» Given passage
Characteristic | Number of individuals n = 2,577 |
---|---|
Sex | |
Male | 753 (29%) |
Female | 1,824 (71%) |
Median age in years (±SD) | 38.2 (±15.4) |
Median percent global African ancestry (range) | 81.7% (1.0–99.9) |
Education level | |
Less than high school | 328 (12.7%) |
High school degree or equivalent | 1518 (58.9%) |
At least some college | 731 (28.4%) |
Smoking Status | |
Never smokers | 2,242 (87%) |
Ever smokers | 335 (13%) |
Median body mass index (kg/m2; ±SD) | 26.8 (±6.8) |
Median premedication systolic blood pressure (mmHg; ±SD) | 122.0 (±13.6) |
Median Premedication diastolic blood pressure (mmHg; ±SD) | 74.4 (±9.0) |
The population in this study was a subset of African Americans from the Vanderbilt University Medical Center (VUMC) biobank, BioVU. Samples were drawn from BioVU in 2011. All individuals had Metabochip genotype data which passed quality control measures. Individuals also had complete phenotype data which included age, sex, education level, smoking status, median body mass index (BMI), median premedication systolic blood pressure (SBP), and median diastolic blood pressure (DBP). These phenotypes were derived from the electronic health record. African ancestry was determined using ADMIXTURE. SD, standard deviation.
Predictors of Systolic and Diastolic Blood Pressure
In univariate analyses (Table 2), both premedication SBP and DBP were significantly associated with increasing age, male sex, and increasing BMI. SBP increased with age and DBP increased with age until around the age of 60, then began decreasing (Supplementary Figures S3, S4).
Table 2.
Variable | Effect estimate, β (standard error) | p-value | Effect estimate, β (standard error) | p-value |
---|---|---|---|---|
Premedication SBP |
Premedication DBP |
|||
Education level | ||||
Less than high school | REF | REF | ||
High school degree and equivalent | 0.16 (0.83) | 0.84 | 1.95 (0.54) | 0.0003∗ |
At least some college | 1.26 (0.91) | 0.17 | 2.54 (0.59) | <0.0001∗ |
Median age, years | 0.31 (0.01) | <0.0001∗ | 0.19 (0.01) | <0.0001∗ |
Sex | ||||
Male | REF | REF | ||
Female | –4.52 (0.52) | <0.0001∗ | –1.48 (0.35) | 0.0001∗ |
Median BMI (kg/m2) | 0.38 (0.04) | <0.0001∗ | 0.25 (0.02) | <0.0001∗ |
Smoking status | ||||
Never smoker | REF | REF | ||
Ever smoker | 0.56 (0.72) | 0.43 | 0.45 (0.48) | 0.35 |
Median global African ancestry | –0.46 (1.89) | 0.809 | –1.24 (1.24) | 0.32 |
Prior to genetic analyses, covariates were examined to determine their association with the outcomes, premedication systolic (SBP) and diastolic blood pressure (DBP) in the study population, a subset of African Americans drawn from the Vanderbilt University Medical Center biobank BioVU (n = 2,577). Each linear regression model had either median premedication SBP or median premedication DBP as the outcome. The covariates included in each model were education level, median age, sex, body mass index (BMI), smoking status, and global African ancestry. Both premedication SBP and DBP were significantly associated with age, sex, and BMI. Premedication DBP is also significantly associated with education level. The symbol “∗” indicates statistical significance.

» Provided material
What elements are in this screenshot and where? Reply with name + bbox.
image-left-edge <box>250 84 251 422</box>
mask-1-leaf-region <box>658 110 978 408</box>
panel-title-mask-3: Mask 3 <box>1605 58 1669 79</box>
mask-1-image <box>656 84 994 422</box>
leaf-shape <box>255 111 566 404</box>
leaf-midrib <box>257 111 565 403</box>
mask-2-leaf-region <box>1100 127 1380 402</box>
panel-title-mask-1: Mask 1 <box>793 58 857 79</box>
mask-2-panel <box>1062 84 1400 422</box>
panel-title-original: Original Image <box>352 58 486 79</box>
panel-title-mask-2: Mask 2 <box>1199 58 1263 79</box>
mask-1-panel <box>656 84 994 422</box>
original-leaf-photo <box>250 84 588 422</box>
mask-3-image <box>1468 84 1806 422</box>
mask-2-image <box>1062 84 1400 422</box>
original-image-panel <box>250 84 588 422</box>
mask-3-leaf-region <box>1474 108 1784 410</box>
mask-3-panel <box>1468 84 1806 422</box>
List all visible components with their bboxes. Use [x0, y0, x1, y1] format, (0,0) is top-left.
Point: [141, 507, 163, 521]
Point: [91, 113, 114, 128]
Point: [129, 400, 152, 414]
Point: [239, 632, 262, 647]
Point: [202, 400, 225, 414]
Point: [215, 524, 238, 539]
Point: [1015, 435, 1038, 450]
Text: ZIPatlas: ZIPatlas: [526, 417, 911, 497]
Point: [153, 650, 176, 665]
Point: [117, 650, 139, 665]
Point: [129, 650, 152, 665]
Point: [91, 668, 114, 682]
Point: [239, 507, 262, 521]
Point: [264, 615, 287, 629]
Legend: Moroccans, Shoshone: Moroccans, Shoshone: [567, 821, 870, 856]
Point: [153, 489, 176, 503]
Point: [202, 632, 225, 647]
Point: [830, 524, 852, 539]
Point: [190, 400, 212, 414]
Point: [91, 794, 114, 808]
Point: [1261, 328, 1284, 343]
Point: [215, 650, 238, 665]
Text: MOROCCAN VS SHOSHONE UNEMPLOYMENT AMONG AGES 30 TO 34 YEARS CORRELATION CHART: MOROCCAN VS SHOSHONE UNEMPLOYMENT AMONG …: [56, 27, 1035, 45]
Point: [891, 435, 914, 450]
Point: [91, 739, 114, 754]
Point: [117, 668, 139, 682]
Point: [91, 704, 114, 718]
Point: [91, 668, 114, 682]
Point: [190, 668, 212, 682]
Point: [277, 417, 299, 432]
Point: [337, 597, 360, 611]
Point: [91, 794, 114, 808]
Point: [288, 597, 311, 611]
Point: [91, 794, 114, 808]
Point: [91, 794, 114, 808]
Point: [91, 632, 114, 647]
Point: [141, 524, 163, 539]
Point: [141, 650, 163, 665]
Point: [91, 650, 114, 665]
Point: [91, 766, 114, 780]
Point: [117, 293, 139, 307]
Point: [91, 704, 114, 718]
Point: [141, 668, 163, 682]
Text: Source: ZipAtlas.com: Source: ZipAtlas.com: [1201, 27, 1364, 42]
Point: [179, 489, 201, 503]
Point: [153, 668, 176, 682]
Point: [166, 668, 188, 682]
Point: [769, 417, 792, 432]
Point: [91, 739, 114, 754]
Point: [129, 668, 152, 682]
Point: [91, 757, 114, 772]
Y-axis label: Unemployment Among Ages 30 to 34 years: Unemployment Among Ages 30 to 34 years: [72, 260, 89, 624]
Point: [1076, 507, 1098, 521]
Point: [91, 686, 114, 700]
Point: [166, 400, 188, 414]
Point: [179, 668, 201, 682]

» What you need to do
Rewrite part of the blood pressure passage, starting at the words that have "Predictors of Systolic" and stopping after "Figures S3, S4).". Swap in "increasing body mass index" wherever "increasing BMI" appears. The lines are separate material and have nothing to do with the blood pressure passage.

» Solved exercise
Predictors of Systolic and Diastolic Blood Pressure
In univariate analyses (Table 2), both premedication SBP and DBP were significantly associated with increasing age, male sex, and increasing body mass index. SBP increased with age and DBP increased with age until around the age of 60, then began decreasing (Supplementary Figures S3, S4).